▶ [Material for the task]
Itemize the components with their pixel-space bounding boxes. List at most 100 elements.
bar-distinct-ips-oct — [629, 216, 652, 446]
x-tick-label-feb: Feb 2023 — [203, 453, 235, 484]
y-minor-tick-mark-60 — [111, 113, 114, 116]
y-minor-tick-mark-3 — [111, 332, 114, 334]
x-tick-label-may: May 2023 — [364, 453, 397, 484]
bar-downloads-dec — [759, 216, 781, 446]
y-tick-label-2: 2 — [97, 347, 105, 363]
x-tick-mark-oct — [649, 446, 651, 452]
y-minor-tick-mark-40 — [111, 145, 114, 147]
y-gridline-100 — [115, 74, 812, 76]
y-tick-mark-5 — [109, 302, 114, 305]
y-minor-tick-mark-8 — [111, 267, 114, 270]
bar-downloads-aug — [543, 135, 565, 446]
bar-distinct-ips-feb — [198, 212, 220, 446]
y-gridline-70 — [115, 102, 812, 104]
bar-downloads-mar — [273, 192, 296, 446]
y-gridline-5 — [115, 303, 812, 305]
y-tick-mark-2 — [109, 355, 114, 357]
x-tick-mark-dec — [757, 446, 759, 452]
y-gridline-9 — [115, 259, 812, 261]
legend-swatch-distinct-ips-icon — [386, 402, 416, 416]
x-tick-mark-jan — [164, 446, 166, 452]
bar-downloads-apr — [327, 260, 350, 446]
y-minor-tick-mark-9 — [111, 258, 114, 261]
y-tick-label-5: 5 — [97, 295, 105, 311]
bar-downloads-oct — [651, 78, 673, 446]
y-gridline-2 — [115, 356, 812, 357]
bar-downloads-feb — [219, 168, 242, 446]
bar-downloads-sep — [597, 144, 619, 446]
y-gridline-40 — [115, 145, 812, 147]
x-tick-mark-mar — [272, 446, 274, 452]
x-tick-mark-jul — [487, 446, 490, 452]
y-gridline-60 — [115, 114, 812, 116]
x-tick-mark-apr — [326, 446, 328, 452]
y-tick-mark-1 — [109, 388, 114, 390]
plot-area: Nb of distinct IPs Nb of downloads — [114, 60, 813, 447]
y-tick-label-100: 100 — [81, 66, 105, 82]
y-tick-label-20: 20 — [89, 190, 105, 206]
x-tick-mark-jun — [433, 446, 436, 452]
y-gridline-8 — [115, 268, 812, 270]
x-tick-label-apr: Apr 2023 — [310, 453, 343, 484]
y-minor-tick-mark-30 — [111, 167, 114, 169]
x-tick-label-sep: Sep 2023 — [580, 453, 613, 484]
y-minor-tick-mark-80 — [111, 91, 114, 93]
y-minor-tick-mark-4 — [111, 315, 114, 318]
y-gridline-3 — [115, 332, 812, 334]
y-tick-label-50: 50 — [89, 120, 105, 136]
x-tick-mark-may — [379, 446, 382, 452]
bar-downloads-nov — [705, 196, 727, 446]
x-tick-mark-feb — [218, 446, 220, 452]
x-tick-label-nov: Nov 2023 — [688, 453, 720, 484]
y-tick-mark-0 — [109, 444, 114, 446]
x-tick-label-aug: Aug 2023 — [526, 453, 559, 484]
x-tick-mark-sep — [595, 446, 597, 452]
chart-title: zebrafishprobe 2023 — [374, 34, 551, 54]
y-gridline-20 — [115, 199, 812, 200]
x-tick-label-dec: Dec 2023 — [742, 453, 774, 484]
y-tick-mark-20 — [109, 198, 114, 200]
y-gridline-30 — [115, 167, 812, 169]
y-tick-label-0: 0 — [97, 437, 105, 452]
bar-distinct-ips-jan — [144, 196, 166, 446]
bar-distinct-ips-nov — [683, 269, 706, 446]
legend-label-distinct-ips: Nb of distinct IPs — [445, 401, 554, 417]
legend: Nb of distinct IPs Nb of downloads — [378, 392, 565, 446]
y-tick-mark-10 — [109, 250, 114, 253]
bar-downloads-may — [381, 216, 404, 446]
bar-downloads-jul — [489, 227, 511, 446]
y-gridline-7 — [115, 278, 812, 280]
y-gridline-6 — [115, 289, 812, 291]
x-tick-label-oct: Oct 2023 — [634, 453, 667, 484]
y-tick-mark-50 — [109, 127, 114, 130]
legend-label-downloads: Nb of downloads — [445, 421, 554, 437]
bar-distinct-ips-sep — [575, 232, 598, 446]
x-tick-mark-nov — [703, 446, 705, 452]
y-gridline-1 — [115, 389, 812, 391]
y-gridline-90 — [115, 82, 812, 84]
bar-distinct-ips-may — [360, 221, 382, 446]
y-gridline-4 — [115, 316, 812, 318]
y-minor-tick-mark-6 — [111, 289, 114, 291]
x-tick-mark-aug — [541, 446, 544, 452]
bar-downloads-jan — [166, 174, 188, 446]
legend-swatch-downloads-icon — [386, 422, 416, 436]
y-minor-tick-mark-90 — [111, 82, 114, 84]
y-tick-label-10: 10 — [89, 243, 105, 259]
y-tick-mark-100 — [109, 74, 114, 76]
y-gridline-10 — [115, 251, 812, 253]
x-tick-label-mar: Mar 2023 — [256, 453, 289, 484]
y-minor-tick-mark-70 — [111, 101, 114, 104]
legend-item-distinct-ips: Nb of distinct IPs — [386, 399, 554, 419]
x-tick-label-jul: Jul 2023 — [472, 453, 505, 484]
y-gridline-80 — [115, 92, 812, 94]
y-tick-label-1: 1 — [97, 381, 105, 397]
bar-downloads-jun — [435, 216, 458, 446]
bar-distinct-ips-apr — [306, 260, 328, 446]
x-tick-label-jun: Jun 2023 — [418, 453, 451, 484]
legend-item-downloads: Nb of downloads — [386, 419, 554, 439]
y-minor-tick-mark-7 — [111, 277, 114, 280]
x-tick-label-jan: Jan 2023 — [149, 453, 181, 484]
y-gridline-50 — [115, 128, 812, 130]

▶ [Your objective]
Reproduce every record above verbatim.

▶ [Exercise response]
Itemize the components with their pixel-space bounding boxes. List at most 100 elements.
bar-distinct-ips-oct — [629, 216, 652, 446]
x-tick-label-feb: Feb 2023 — [203, 453, 235, 484]
y-minor-tick-mark-60 — [111, 113, 114, 116]
y-minor-tick-mark-3 — [111, 332, 114, 334]
x-tick-label-may: May 2023 — [364, 453, 397, 484]
bar-downloads-dec — [759, 216, 781, 446]
y-tick-label-2: 2 — [97, 347, 105, 363]
x-tick-mark-oct — [649, 446, 651, 452]
y-minor-tick-mark-40 — [111, 145, 114, 147]
y-gridline-100 — [115, 74, 812, 76]
y-tick-mark-5 — [109, 302, 114, 305]
y-minor-tick-mark-8 — [111, 267, 114, 270]
bar-downloads-aug — [543, 135, 565, 446]
bar-distinct-ips-feb — [198, 212, 220, 446]
y-gridline-70 — [115, 102, 812, 104]
bar-downloads-mar — [273, 192, 296, 446]
y-gridline-5 — [115, 303, 812, 305]
y-tick-mark-2 — [109, 355, 114, 357]
x-tick-mark-dec — [757, 446, 759, 452]
y-gridline-9 — [115, 259, 812, 261]
legend-swatch-distinct-ips-icon — [386, 402, 416, 416]
x-tick-mark-jan — [164, 446, 166, 452]
bar-downloads-apr — [327, 260, 350, 446]
y-minor-tick-mark-9 — [111, 258, 114, 261]
y-tick-label-5: 5 — [97, 295, 105, 311]
bar-downloads-oct — [651, 78, 673, 446]
y-gridline-2 — [115, 356, 812, 357]
bar-downloads-feb — [219, 168, 242, 446]
bar-downloads-sep — [597, 144, 619, 446]
y-gridline-40 — [115, 145, 812, 147]
x-tick-mark-mar — [272, 446, 274, 452]
x-tick-mark-jul — [487, 446, 490, 452]
y-gridline-60 — [115, 114, 812, 116]
x-tick-mark-apr — [326, 446, 328, 452]
y-tick-mark-1 — [109, 388, 114, 390]
plot-area: Nb of distinct IPs Nb of downloads — [114, 60, 813, 447]
y-tick-label-100: 100 — [81, 66, 105, 82]
y-tick-label-20: 20 — [89, 190, 105, 206]
x-tick-mark-jun — [433, 446, 436, 452]
y-gridline-8 — [115, 268, 812, 270]
x-tick-label-apr: Apr 2023 — [310, 453, 343, 484]
y-minor-tick-mark-30 — [111, 167, 114, 169]
x-tick-label-sep: Sep 2023 — [580, 453, 613, 484]
y-minor-tick-mark-80 — [111, 91, 114, 93]
y-minor-tick-mark-4 — [111, 315, 114, 318]
y-gridline-3 — [115, 332, 812, 334]
y-tick-label-50: 50 — [89, 120, 105, 136]
x-tick-mark-may — [379, 446, 382, 452]
bar-downloads-nov — [705, 196, 727, 446]
x-tick-mark-feb — [218, 446, 220, 452]
x-tick-label-nov: Nov 2023 — [688, 453, 720, 484]
y-tick-mark-0 — [109, 444, 114, 446]
x-tick-label-aug: Aug 2023 — [526, 453, 559, 484]
x-tick-mark-sep — [595, 446, 597, 452]
chart-title: zebrafishprobe 2023 — [374, 34, 551, 54]
y-gridline-20 — [115, 199, 812, 200]
x-tick-label-dec: Dec 2023 — [742, 453, 774, 484]
y-tick-mark-20 — [109, 198, 114, 200]
y-gridline-30 — [115, 167, 812, 169]
y-tick-label-0: 0 — [97, 437, 105, 452]
bar-distinct-ips-jan — [144, 196, 166, 446]
bar-distinct-ips-nov — [683, 269, 706, 446]
legend-label-distinct-ips: Nb of distinct IPs — [445, 401, 554, 417]
legend: Nb of distinct IPs Nb of downloads — [378, 392, 565, 446]
y-tick-mark-10 — [109, 250, 114, 253]
bar-downloads-may — [381, 216, 404, 446]
bar-downloads-jul — [489, 227, 511, 446]
y-gridline-7 — [115, 278, 812, 280]
y-gridline-6 — [115, 289, 812, 291]
x-tick-label-oct: Oct 2023 — [634, 453, 667, 484]
y-tick-mark-50 — [109, 127, 114, 130]
legend-label-downloads: Nb of downloads — [445, 421, 554, 437]
bar-distinct-ips-sep — [575, 232, 598, 446]
x-tick-mark-nov — [703, 446, 705, 452]
y-gridline-1 — [115, 389, 812, 391]
y-gridline-90 — [115, 82, 812, 84]
bar-distinct-ips-may — [360, 221, 382, 446]
y-gridline-4 — [115, 316, 812, 318]
y-minor-tick-mark-6 — [111, 289, 114, 291]
x-tick-mark-aug — [541, 446, 544, 452]
bar-downloads-jan — [166, 174, 188, 446]
legend-swatch-downloads-icon — [386, 422, 416, 436]
y-minor-tick-mark-90 — [111, 82, 114, 84]
y-tick-label-10: 10 — [89, 243, 105, 259]
y-tick-mark-100 — [109, 74, 114, 76]
y-gridline-10 — [115, 251, 812, 253]
x-tick-label-mar: Mar 2023 — [256, 453, 289, 484]
y-minor-tick-mark-70 — [111, 101, 114, 104]
legend-item-distinct-ips: Nb of distinct IPs — [386, 399, 554, 419]
x-tick-label-jul: Jul 2023 — [472, 453, 505, 484]
y-gridline-80 — [115, 92, 812, 94]
y-tick-label-1: 1 — [97, 381, 105, 397]
bar-downloads-jun — [435, 216, 458, 446]
bar-distinct-ips-apr — [306, 260, 328, 446]
x-tick-label-jun: Jun 2023 — [418, 453, 451, 484]
legend-item-downloads: Nb of downloads — [386, 419, 554, 439]
y-minor-tick-mark-7 — [111, 277, 114, 280]
x-tick-label-jan: Jan 2023 — [149, 453, 181, 484]
y-gridline-50 — [115, 128, 812, 130]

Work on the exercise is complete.